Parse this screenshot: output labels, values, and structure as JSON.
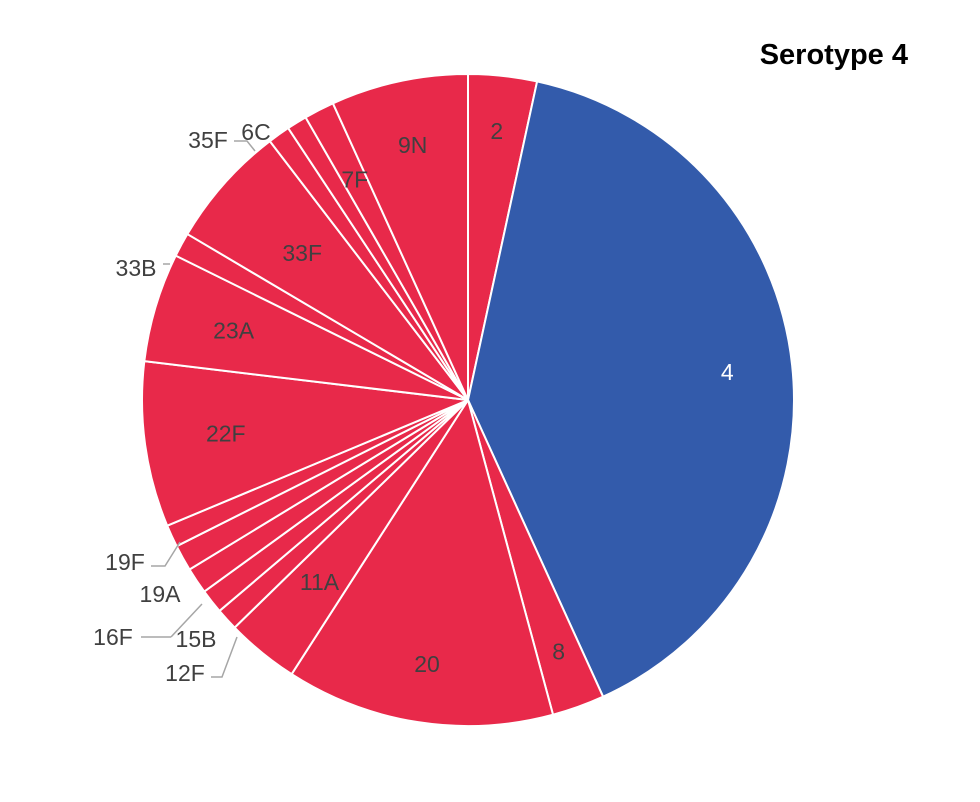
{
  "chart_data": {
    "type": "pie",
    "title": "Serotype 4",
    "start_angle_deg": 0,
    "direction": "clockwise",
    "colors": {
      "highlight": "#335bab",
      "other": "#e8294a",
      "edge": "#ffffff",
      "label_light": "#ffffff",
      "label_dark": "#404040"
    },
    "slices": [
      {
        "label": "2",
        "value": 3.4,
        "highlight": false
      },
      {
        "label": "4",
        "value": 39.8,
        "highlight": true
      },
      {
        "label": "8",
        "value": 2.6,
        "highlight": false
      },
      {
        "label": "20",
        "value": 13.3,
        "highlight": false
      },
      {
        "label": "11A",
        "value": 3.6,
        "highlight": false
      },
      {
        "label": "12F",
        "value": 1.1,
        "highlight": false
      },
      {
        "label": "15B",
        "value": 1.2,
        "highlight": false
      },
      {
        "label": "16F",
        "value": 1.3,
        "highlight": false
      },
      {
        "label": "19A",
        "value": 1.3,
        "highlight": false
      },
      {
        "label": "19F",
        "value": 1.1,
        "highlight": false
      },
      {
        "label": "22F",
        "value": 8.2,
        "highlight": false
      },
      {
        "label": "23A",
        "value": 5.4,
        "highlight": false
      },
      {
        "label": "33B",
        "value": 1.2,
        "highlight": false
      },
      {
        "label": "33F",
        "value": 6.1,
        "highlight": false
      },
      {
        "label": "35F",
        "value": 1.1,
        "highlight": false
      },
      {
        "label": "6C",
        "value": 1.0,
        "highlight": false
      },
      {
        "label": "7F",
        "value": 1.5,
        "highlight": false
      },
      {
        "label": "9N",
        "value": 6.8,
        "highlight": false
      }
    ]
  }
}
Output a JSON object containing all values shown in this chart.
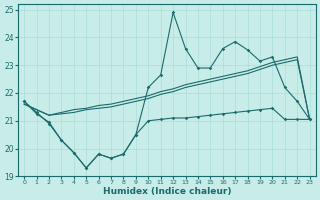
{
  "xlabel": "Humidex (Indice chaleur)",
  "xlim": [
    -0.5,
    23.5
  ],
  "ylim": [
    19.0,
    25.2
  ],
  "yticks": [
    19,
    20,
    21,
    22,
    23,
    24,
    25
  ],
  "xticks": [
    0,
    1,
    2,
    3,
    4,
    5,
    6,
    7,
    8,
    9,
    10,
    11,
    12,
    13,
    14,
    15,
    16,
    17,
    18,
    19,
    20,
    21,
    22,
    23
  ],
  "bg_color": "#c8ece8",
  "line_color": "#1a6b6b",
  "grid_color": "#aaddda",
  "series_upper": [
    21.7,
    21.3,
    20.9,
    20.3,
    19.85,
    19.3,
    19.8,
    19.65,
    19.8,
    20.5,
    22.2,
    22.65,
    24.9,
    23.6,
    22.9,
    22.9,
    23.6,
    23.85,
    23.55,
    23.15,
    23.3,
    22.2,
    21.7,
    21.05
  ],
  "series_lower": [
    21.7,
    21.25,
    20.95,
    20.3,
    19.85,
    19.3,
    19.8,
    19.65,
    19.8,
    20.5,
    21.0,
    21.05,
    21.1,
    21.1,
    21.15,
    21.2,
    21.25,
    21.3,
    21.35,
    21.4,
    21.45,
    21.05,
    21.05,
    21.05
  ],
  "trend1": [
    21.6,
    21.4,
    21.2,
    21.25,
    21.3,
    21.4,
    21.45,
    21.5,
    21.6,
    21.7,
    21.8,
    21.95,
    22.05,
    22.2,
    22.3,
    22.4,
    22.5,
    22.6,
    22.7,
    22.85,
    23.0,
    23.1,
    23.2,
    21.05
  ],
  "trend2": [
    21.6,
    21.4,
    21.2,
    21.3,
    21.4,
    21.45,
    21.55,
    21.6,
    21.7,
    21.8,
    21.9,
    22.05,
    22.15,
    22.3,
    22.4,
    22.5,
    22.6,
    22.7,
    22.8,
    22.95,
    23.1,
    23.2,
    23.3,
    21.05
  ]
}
━━━━━━━━━━━━━━━━━━━━
Exercise instructions:
Without the pictures, print the records in full, exactly as they appear.

Exercise response:
Parse this screenshot: output labels, values, and structure as JSON.
{
  "chart_data": {
    "type": "pie",
    "title": "Serotype 4",
    "start_angle_deg": 0,
    "direction": "clockwise",
    "colors": {
      "highlight": "#335bab",
      "other": "#e8294a",
      "edge": "#ffffff",
      "label_light": "#ffffff",
      "label_dark": "#404040"
    },
    "slices": [
      {
        "label": "2",
        "value": 3.4,
        "highlight": false
      },
      {
        "label": "4",
        "value": 39.8,
        "highlight": true
      },
      {
        "label": "8",
        "value": 2.6,
        "highlight": false
      },
      {
        "label": "20",
        "value": 13.3,
        "highlight": false
      },
      {
        "label": "11A",
        "value": 3.6,
        "highlight": false
      },
      {
        "label": "12F",
        "value": 1.1,
        "highlight": false
      },
      {
        "label": "15B",
        "value": 1.2,
        "highlight": false
      },
      {
        "label": "16F",
        "value": 1.3,
        "highlight": false
      },
      {
        "label": "19A",
        "value": 1.3,
        "highlight": false
      },
      {
        "label": "19F",
        "value": 1.1,
        "highlight": false
      },
      {
        "label": "22F",
        "value": 8.2,
        "highlight": false
      },
      {
        "label": "23A",
        "value": 5.4,
        "highlight": false
      },
      {
        "label": "33B",
        "value": 1.2,
        "highlight": false
      },
      {
        "label": "33F",
        "value": 6.1,
        "highlight": false
      },
      {
        "label": "35F",
        "value": 1.1,
        "highlight": false
      },
      {
        "label": "6C",
        "value": 1.0,
        "highlight": false
      },
      {
        "label": "7F",
        "value": 1.5,
        "highlight": false
      },
      {
        "label": "9N",
        "value": 6.8,
        "highlight": false
      }
    ]
  }
}
Output a JSON object containing all values shown in this chart.
{
  "xlabel": "Humidex (Indice chaleur)",
  "xlim": [
    -0.5,
    23.5
  ],
  "ylim": [
    19.0,
    25.2
  ],
  "yticks": [
    19,
    20,
    21,
    22,
    23,
    24,
    25
  ],
  "xticks": [
    0,
    1,
    2,
    3,
    4,
    5,
    6,
    7,
    8,
    9,
    10,
    11,
    12,
    13,
    14,
    15,
    16,
    17,
    18,
    19,
    20,
    21,
    22,
    23
  ],
  "bg_color": "#c8ece8",
  "line_color": "#1a6b6b",
  "grid_color": "#aaddda",
  "series_upper": [
    21.7,
    21.3,
    20.9,
    20.3,
    19.85,
    19.3,
    19.8,
    19.65,
    19.8,
    20.5,
    22.2,
    22.65,
    24.9,
    23.6,
    22.9,
    22.9,
    23.6,
    23.85,
    23.55,
    23.15,
    23.3,
    22.2,
    21.7,
    21.05
  ],
  "series_lower": [
    21.7,
    21.25,
    20.95,
    20.3,
    19.85,
    19.3,
    19.8,
    19.65,
    19.8,
    20.5,
    21.0,
    21.05,
    21.1,
    21.1,
    21.15,
    21.2,
    21.25,
    21.3,
    21.35,
    21.4,
    21.45,
    21.05,
    21.05,
    21.05
  ],
  "trend1": [
    21.6,
    21.4,
    21.2,
    21.25,
    21.3,
    21.4,
    21.45,
    21.5,
    21.6,
    21.7,
    21.8,
    21.95,
    22.05,
    22.2,
    22.3,
    22.4,
    22.5,
    22.6,
    22.7,
    22.85,
    23.0,
    23.1,
    23.2,
    21.05
  ],
  "trend2": [
    21.6,
    21.4,
    21.2,
    21.3,
    21.4,
    21.45,
    21.55,
    21.6,
    21.7,
    21.8,
    21.9,
    22.05,
    22.15,
    22.3,
    22.4,
    22.5,
    22.6,
    22.7,
    22.8,
    22.95,
    23.1,
    23.2,
    23.3,
    21.05
  ]
}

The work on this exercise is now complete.